EXERCISE INPUTS =>

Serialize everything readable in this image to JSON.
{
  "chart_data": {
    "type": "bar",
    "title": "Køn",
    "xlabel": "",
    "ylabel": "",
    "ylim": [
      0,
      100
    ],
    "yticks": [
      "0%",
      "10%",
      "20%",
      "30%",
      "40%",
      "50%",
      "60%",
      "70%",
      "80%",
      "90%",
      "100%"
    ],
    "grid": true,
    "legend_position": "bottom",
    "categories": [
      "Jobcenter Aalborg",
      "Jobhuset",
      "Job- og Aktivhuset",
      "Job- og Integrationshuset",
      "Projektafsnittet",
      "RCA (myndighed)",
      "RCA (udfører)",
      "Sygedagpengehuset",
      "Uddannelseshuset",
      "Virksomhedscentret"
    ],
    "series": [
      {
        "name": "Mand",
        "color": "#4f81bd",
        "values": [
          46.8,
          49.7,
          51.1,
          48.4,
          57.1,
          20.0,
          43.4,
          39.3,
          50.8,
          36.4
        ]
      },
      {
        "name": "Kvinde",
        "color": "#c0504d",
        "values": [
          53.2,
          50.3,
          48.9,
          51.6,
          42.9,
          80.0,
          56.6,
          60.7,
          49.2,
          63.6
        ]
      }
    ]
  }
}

WRITTEN REQUEST => Repeat the data verbatim.

EXPECTED ANSWER =>
Serialize everything readable in this image to JSON.
{
  "chart_data": {
    "type": "bar",
    "title": "Køn",
    "xlabel": "",
    "ylabel": "",
    "ylim": [
      0,
      100
    ],
    "yticks": [
      "0%",
      "10%",
      "20%",
      "30%",
      "40%",
      "50%",
      "60%",
      "70%",
      "80%",
      "90%",
      "100%"
    ],
    "grid": true,
    "legend_position": "bottom",
    "categories": [
      "Jobcenter Aalborg",
      "Jobhuset",
      "Job- og Aktivhuset",
      "Job- og Integrationshuset",
      "Projektafsnittet",
      "RCA (myndighed)",
      "RCA (udfører)",
      "Sygedagpengehuset",
      "Uddannelseshuset",
      "Virksomhedscentret"
    ],
    "series": [
      {
        "name": "Mand",
        "color": "#4f81bd",
        "values": [
          46.8,
          49.7,
          51.1,
          48.4,
          57.1,
          20.0,
          43.4,
          39.3,
          50.8,
          36.4
        ]
      },
      {
        "name": "Kvinde",
        "color": "#c0504d",
        "values": [
          53.2,
          50.3,
          48.9,
          51.6,
          42.9,
          80.0,
          56.6,
          60.7,
          49.2,
          63.6
        ]
      }
    ]
  }
}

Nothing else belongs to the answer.